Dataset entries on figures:
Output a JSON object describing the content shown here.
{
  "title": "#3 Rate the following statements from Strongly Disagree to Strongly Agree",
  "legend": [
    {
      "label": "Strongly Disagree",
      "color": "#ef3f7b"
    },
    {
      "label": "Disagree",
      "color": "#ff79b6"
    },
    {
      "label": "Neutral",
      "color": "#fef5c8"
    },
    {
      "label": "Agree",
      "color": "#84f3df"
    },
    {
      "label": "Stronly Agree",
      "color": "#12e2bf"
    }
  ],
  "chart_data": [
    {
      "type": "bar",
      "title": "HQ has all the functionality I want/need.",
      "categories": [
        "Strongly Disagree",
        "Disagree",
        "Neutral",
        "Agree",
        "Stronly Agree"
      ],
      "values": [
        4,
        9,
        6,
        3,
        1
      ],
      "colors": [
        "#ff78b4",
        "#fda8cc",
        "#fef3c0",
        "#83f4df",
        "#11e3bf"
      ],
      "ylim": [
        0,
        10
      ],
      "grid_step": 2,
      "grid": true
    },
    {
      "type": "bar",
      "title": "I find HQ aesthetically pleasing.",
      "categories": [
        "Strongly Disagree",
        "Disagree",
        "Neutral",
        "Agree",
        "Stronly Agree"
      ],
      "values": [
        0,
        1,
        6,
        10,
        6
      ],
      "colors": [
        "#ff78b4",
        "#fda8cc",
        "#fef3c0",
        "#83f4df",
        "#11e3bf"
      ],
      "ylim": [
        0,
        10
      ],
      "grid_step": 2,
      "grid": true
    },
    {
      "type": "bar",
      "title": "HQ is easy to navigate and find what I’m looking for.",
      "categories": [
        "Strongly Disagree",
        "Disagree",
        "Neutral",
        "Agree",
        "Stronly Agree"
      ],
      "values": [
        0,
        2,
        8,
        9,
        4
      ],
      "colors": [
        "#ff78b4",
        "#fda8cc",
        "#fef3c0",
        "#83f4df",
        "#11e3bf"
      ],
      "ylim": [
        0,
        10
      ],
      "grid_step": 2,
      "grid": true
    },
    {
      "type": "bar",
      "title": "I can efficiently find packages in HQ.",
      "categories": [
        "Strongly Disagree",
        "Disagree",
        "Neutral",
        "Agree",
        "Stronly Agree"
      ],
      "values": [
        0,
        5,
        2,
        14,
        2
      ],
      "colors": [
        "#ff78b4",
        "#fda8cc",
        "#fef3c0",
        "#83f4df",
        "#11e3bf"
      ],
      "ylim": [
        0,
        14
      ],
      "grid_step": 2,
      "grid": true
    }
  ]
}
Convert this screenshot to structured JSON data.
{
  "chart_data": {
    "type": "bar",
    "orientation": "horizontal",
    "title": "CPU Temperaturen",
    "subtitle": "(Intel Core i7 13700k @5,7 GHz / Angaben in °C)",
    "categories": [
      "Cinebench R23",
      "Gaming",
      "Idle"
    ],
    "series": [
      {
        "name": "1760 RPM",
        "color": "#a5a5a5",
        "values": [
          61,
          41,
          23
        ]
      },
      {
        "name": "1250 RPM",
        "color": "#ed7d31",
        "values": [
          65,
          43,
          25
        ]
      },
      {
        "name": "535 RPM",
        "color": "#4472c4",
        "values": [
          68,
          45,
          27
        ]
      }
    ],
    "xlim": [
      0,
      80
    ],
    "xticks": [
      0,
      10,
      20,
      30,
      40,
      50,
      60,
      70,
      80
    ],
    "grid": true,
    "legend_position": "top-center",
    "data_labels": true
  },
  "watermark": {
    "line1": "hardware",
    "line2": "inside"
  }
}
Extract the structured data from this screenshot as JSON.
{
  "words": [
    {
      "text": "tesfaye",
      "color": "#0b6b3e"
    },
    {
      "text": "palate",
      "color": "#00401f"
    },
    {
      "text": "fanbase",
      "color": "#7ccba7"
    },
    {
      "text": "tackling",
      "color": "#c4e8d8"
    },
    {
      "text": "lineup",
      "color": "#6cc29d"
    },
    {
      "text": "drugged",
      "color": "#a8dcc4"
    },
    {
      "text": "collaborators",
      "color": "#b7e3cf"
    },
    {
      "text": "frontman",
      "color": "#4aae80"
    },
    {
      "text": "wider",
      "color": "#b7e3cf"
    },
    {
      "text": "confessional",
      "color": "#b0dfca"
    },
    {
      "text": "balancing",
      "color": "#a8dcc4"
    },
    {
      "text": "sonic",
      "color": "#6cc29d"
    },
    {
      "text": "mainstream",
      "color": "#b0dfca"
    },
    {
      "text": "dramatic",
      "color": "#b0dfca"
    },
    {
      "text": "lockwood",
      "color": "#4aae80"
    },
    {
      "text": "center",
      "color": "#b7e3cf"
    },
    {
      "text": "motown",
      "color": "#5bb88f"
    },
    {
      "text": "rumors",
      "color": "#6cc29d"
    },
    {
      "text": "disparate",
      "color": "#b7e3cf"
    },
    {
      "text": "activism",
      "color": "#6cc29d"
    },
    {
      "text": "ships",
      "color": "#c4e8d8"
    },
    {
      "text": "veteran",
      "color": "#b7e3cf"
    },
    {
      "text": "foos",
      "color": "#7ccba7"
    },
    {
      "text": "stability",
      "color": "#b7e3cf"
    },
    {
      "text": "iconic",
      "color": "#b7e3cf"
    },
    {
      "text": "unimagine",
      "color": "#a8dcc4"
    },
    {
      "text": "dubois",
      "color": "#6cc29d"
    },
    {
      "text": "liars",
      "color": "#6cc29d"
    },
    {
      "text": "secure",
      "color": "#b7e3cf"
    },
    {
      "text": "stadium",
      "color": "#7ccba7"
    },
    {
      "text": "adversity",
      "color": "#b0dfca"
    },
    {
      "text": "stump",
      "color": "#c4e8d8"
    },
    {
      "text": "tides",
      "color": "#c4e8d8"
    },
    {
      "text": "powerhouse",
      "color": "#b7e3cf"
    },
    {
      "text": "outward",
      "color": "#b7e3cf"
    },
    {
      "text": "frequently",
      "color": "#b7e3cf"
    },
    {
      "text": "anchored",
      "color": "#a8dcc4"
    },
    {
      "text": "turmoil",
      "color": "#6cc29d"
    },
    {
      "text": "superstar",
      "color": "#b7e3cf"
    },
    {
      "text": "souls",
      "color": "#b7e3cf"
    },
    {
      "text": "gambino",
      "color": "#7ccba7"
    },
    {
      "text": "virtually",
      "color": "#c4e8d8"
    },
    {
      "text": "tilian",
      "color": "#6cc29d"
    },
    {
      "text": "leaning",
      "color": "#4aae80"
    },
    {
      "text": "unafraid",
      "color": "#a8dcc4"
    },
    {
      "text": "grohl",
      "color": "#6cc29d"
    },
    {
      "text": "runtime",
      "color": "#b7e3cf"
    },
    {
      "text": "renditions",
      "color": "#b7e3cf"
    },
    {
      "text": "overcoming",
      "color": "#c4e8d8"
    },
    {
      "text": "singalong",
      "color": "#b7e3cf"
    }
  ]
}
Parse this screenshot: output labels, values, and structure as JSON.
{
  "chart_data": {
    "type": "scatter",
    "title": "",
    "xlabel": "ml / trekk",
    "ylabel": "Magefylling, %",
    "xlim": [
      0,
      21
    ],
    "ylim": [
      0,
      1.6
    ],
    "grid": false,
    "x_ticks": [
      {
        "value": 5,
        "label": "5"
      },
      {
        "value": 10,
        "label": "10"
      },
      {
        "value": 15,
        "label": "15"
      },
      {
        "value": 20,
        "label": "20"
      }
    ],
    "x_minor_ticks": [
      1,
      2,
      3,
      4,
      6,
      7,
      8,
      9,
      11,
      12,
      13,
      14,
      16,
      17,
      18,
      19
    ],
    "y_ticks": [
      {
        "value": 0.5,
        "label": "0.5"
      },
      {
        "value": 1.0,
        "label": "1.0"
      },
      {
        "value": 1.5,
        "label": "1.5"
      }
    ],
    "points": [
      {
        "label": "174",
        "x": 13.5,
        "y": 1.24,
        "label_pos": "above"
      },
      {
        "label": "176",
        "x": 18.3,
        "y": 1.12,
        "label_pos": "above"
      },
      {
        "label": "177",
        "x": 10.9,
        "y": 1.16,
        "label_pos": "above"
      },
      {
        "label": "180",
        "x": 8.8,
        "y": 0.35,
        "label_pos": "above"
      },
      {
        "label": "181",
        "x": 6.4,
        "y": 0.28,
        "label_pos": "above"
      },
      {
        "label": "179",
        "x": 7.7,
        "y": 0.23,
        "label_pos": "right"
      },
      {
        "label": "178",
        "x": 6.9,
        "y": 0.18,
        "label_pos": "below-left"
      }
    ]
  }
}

● Brief:
Give again, word for word, every line from the one holding "Parse this screenshot: output" to the end of the data.

● The output:
Parse this screenshot: output labels, values, and structure as JSON.
{
  "chart_data": {
    "type": "scatter",
    "title": "",
    "xlabel": "ml / trekk",
    "ylabel": "Magefylling, %",
    "xlim": [
      0,
      21
    ],
    "ylim": [
      0,
      1.6
    ],
    "grid": false,
    "x_ticks": [
      {
        "value": 5,
        "label": "5"
      },
      {
        "value": 10,
        "label": "10"
      },
      {
        "value": 15,
        "label": "15"
      },
      {
        "value": 20,
        "label": "20"
      }
    ],
    "x_minor_ticks": [
      1,
      2,
      3,
      4,
      6,
      7,
      8,
      9,
      11,
      12,
      13,
      14,
      16,
      17,
      18,
      19
    ],
    "y_ticks": [
      {
        "value": 0.5,
        "label": "0.5"
      },
      {
        "value": 1.0,
        "label": "1.0"
      },
      {
        "value": 1.5,
        "label": "1.5"
      }
    ],
    "points": [
      {
        "label": "174",
        "x": 13.5,
        "y": 1.24,
        "label_pos": "above"
      },
      {
        "label": "176",
        "x": 18.3,
        "y": 1.12,
        "label_pos": "above"
      },
      {
        "label": "177",
        "x": 10.9,
        "y": 1.16,
        "label_pos": "above"
      },
      {
        "label": "180",
        "x": 8.8,
        "y": 0.35,
        "label_pos": "above"
      },
      {
        "label": "181",
        "x": 6.4,
        "y": 0.28,
        "label_pos": "above"
      },
      {
        "label": "179",
        "x": 7.7,
        "y": 0.23,
        "label_pos": "right"
      },
      {
        "label": "178",
        "x": 6.9,
        "y": 0.18,
        "label_pos": "below-left"
      }
    ]
  }
}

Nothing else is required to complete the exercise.